>> start DATASET EXTRACT

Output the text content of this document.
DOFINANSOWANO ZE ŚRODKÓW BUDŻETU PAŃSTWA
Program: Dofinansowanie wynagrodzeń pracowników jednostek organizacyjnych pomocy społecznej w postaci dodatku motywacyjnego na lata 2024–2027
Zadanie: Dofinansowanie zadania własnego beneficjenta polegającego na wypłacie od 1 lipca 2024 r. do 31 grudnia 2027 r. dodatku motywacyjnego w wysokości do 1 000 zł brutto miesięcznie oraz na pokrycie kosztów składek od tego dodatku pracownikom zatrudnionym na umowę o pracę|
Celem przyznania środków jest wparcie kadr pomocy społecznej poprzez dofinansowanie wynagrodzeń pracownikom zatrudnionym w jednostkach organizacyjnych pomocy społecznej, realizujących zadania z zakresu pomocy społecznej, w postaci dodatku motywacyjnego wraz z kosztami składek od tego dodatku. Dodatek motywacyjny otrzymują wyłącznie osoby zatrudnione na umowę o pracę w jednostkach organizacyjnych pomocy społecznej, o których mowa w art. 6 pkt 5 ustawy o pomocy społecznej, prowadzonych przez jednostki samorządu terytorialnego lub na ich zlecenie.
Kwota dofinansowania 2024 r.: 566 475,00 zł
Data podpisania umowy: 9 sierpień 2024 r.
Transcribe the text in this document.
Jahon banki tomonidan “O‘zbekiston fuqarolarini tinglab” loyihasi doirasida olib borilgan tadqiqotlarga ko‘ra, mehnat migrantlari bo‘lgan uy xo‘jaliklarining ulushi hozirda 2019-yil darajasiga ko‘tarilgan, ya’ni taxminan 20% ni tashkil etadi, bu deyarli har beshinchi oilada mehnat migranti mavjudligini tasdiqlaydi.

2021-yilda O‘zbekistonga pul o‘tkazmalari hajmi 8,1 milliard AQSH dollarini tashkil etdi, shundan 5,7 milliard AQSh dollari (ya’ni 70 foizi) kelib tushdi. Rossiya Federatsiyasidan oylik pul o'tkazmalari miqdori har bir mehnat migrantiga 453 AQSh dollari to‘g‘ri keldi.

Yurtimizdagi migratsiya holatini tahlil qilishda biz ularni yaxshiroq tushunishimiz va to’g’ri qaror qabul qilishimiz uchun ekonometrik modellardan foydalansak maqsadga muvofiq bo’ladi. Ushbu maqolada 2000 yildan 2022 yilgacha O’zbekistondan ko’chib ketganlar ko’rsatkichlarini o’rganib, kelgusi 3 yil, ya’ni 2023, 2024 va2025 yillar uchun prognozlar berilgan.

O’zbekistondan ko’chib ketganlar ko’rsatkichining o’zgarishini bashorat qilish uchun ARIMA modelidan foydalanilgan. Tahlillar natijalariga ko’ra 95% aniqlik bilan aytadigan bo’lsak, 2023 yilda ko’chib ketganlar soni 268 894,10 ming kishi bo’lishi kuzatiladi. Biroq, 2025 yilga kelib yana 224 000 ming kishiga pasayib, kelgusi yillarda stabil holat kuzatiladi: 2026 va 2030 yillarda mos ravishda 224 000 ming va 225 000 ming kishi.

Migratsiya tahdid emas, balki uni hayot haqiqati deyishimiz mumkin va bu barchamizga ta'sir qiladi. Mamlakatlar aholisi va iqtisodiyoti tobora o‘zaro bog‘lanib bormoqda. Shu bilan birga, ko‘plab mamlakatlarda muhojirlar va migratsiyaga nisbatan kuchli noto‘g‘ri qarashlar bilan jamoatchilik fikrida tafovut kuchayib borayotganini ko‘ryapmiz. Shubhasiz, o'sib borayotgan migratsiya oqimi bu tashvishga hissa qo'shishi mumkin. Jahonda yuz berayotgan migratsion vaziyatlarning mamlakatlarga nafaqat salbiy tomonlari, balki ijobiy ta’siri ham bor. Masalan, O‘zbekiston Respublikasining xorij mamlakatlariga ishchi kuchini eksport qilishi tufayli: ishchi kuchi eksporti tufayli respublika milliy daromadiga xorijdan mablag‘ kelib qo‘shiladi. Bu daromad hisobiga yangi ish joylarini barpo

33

>> end DATASET EXTRACT

### WHAT THE TASK ASKS
Your task is to repeat the data exactly; please include every line.

### TASK RESPONSE
Output the text content of this document.
DOFINANSOWANO ZE ŚRODKÓW BUDŻETU PAŃSTWA
Program: Dofinansowanie wynagrodzeń pracowników jednostek organizacyjnych pomocy społecznej w postaci dodatku motywacyjnego na lata 2024–2027
Zadanie: Dofinansowanie zadania własnego beneficjenta polegającego na wypłacie od 1 lipca 2024 r. do 31 grudnia 2027 r. dodatku motywacyjnego w wysokości do 1 000 zł brutto miesięcznie oraz na pokrycie kosztów składek od tego dodatku pracownikom zatrudnionym na umowę o pracę|
Celem przyznania środków jest wparcie kadr pomocy społecznej poprzez dofinansowanie wynagrodzeń pracownikom zatrudnionym w jednostkach organizacyjnych pomocy społecznej, realizujących zadania z zakresu pomocy społecznej, w postaci dodatku motywacyjnego wraz z kosztami składek od tego dodatku. Dodatek motywacyjny otrzymują wyłącznie osoby zatrudnione na umowę o pracę w jednostkach organizacyjnych pomocy społecznej, o których mowa w art. 6 pkt 5 ustawy o pomocy społecznej, prowadzonych przez jednostki samorządu terytorialnego lub na ich zlecenie.
Kwota dofinansowania 2024 r.: 566 475,00 zł
Data podpisania umowy: 9 sierpień 2024 r.
Transcribe the text in this document.
Jahon banki tomonidan “O‘zbekiston fuqarolarini tinglab” loyihasi doirasida olib borilgan tadqiqotlarga ko‘ra, mehnat migrantlari bo‘lgan uy xo‘jaliklarining ulushi hozirda 2019-yil darajasiga ko‘tarilgan, ya’ni taxminan 20% ni tashkil etadi, bu deyarli har beshinchi oilada mehnat migranti mavjudligini tasdiqlaydi.

2021-yilda O‘zbekistonga pul o‘tkazmalari hajmi 8,1 milliard AQSH dollarini tashkil etdi, shundan 5,7 milliard AQSh dollari (ya’ni 70 foizi) kelib tushdi. Rossiya Federatsiyasidan oylik pul o'tkazmalari miqdori har bir mehnat migrantiga 453 AQSh dollari to‘g‘ri keldi.

Yurtimizdagi migratsiya holatini tahlil qilishda biz ularni yaxshiroq tushunishimiz va to’g’ri qaror qabul qilishimiz uchun ekonometrik modellardan foydalansak maqsadga muvofiq bo’ladi. Ushbu maqolada 2000 yildan 2022 yilgacha O’zbekistondan ko’chib ketganlar ko’rsatkichlarini o’rganib, kelgusi 3 yil, ya’ni 2023, 2024 va2025 yillar uchun prognozlar berilgan.

O’zbekistondan ko’chib ketganlar ko’rsatkichining o’zgarishini bashorat qilish uchun ARIMA modelidan foydalanilgan. Tahlillar natijalariga ko’ra 95% aniqlik bilan aytadigan bo’lsak, 2023 yilda ko’chib ketganlar soni 268 894,10 ming kishi bo’lishi kuzatiladi. Biroq, 2025 yilga kelib yana 224 000 ming kishiga pasayib, kelgusi yillarda stabil holat kuzatiladi: 2026 va 2030 yillarda mos ravishda 224 000 ming va 225 000 ming kishi.

Migratsiya tahdid emas, balki uni hayot haqiqati deyishimiz mumkin va bu barchamizga ta'sir qiladi. Mamlakatlar aholisi va iqtisodiyoti tobora o‘zaro bog‘lanib bormoqda. Shu bilan birga, ko‘plab mamlakatlarda muhojirlar va migratsiyaga nisbatan kuchli noto‘g‘ri qarashlar bilan jamoatchilik fikrida tafovut kuchayib borayotganini ko‘ryapmiz. Shubhasiz, o'sib borayotgan migratsiya oqimi bu tashvishga hissa qo'shishi mumkin. Jahonda yuz berayotgan migratsion vaziyatlarning mamlakatlarga nafaqat salbiy tomonlari, balki ijobiy ta’siri ham bor. Masalan, O‘zbekiston Respublikasining xorij mamlakatlariga ishchi kuchini eksport qilishi tufayli: ishchi kuchi eksporti tufayli respublika milliy daromadiga xorijdan mablag‘ kelib qo‘shiladi. Bu daromad hisobiga yangi ish joylarini barpo

33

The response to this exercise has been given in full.